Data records
----------
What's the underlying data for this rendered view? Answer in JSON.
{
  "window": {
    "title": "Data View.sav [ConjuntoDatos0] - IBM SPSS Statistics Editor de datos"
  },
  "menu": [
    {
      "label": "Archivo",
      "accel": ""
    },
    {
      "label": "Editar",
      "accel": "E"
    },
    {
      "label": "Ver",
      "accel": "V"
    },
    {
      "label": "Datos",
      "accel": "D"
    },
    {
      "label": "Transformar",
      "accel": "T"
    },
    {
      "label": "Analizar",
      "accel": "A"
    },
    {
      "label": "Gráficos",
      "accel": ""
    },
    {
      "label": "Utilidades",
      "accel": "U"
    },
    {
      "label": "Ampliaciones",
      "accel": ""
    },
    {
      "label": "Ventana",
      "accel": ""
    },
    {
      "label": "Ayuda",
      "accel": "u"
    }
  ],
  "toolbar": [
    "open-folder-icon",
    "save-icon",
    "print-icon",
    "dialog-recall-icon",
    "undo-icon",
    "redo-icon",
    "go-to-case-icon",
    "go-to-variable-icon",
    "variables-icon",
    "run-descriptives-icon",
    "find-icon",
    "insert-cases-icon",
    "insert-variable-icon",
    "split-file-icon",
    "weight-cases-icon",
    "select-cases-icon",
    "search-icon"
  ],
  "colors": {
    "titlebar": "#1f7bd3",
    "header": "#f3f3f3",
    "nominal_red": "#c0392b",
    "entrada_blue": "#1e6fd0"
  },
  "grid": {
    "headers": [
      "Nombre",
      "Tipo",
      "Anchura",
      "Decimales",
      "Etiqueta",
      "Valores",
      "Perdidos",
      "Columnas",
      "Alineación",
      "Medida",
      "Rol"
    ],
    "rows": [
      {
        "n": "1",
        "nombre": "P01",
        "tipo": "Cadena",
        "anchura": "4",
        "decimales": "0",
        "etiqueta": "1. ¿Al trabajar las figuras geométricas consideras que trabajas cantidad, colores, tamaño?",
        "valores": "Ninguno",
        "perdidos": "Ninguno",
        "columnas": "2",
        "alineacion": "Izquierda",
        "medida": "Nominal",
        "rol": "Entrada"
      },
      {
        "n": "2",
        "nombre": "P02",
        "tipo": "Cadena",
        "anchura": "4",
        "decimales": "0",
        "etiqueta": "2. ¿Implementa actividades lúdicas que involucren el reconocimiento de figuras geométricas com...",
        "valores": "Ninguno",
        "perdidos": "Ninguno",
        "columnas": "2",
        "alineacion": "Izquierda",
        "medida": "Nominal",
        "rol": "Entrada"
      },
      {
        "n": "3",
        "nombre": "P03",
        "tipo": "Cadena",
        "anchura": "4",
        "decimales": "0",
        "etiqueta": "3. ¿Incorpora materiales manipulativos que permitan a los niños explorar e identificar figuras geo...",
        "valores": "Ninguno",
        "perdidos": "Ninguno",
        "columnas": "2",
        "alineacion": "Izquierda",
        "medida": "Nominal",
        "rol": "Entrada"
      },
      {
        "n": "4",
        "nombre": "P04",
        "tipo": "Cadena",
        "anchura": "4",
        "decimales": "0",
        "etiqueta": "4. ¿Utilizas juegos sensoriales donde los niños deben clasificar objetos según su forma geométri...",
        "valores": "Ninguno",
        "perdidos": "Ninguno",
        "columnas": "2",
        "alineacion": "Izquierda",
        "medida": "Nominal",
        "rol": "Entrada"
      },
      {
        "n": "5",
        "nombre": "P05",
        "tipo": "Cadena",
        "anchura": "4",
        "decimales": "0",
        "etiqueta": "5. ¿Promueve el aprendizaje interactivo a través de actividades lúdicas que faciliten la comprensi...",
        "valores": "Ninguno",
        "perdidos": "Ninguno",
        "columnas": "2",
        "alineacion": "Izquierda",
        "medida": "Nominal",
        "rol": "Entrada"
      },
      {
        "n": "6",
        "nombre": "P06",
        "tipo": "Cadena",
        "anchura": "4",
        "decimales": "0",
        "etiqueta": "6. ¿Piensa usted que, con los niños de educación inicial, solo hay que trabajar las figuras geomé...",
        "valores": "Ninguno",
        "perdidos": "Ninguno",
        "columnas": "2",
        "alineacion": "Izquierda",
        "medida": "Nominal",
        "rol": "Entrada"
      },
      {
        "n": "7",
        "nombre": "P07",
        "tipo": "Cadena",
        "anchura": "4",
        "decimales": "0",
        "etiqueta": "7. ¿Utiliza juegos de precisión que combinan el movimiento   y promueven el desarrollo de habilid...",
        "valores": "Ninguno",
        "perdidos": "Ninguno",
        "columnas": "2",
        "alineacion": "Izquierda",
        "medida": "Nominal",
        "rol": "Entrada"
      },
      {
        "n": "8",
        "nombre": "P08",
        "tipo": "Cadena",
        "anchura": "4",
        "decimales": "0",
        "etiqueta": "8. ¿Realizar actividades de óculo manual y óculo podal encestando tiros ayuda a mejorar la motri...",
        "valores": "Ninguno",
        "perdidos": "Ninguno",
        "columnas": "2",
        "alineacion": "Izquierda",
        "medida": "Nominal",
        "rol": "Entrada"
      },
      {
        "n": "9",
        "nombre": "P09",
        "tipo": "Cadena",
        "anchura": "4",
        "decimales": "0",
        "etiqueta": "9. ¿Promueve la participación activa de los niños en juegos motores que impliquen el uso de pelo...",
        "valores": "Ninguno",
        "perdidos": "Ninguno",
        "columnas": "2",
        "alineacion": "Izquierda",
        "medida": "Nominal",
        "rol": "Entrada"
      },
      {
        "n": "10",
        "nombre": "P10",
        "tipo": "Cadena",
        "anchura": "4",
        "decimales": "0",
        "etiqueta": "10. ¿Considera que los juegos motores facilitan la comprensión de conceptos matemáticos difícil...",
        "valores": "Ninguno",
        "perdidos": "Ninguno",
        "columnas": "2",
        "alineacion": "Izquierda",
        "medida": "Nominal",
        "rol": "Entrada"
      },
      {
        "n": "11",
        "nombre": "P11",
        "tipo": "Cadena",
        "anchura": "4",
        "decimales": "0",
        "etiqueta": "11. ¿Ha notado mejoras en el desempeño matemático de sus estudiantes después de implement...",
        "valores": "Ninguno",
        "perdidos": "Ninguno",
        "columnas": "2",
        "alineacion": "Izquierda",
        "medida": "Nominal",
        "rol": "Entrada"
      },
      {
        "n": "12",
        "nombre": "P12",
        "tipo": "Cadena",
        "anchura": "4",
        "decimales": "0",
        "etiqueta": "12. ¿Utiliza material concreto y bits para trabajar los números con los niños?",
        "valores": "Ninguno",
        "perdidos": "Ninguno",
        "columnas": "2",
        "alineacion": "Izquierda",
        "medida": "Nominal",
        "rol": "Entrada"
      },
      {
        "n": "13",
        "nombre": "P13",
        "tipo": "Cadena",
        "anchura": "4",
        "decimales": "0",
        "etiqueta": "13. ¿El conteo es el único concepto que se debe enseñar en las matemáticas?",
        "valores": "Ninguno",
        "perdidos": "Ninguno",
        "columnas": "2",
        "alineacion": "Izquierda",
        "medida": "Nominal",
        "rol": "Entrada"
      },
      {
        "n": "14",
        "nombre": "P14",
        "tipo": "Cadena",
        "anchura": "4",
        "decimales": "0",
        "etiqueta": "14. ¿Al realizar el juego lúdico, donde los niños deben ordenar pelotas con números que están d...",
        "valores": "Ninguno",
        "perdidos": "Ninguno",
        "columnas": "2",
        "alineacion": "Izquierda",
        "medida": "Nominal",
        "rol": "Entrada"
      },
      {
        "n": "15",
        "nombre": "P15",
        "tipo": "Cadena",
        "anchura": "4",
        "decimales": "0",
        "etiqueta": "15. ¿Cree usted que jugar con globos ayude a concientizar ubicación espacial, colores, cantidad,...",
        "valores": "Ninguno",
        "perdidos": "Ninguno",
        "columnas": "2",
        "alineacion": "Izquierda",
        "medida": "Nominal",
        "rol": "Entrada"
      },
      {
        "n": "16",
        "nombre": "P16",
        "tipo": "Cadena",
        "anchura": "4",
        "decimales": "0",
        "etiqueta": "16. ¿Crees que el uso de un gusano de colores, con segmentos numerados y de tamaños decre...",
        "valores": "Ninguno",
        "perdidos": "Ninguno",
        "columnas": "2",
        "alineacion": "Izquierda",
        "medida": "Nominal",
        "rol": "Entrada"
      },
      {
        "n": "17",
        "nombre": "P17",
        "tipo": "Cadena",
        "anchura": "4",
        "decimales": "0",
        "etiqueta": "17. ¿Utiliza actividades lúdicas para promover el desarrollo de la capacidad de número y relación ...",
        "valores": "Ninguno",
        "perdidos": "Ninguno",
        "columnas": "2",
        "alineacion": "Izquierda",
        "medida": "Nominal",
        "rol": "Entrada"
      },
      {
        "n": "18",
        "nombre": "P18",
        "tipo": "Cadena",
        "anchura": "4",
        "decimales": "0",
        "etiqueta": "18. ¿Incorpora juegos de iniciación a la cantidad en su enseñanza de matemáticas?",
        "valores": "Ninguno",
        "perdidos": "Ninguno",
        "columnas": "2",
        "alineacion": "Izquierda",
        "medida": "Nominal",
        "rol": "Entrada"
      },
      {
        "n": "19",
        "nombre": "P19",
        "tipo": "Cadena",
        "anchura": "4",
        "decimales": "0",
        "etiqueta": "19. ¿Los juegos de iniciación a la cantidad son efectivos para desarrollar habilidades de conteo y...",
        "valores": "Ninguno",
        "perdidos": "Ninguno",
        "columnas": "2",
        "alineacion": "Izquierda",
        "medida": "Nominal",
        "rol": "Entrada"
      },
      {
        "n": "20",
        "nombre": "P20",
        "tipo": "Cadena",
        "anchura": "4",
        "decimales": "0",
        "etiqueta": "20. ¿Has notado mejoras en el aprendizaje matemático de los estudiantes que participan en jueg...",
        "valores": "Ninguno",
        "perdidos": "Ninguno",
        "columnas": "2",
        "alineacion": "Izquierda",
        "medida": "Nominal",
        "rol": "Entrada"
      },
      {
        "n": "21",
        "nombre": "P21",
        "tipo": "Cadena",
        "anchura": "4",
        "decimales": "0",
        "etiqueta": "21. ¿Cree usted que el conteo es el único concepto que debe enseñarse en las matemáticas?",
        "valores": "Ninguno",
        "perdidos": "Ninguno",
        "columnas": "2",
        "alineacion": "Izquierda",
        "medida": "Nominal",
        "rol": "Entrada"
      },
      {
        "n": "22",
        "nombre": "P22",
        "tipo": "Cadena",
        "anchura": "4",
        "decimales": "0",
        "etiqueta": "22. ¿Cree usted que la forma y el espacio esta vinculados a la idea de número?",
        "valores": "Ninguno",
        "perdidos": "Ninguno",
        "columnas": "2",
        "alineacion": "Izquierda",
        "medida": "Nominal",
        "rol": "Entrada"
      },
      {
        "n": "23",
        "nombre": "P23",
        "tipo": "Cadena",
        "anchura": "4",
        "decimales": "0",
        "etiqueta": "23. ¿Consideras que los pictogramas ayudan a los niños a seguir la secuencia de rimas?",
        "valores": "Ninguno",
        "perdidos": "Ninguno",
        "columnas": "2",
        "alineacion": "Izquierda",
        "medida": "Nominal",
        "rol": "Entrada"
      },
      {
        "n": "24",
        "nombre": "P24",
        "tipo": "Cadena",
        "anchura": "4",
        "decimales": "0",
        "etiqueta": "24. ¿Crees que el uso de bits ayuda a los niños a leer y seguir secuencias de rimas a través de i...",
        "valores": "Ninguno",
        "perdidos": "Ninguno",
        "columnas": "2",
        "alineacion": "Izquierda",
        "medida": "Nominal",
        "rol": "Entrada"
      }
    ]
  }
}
----------
(WRITTEN PROBLEM)
Find every line in the records that contains the word "lúdicas"; copy those lines.

(ANSWER TO THE TASK)
        "etiqueta": "2. ¿Implementa actividades lúdicas que involucren el reconocimiento de figuras geométricas com...",
        "etiqueta": "5. ¿Promueve el aprendizaje interactivo a través de actividades lúdicas que faciliten la comprensi...",
        "etiqueta": "17. ¿Utiliza actividades lúdicas para promover el desarrollo de la capacidad de número y relación ...",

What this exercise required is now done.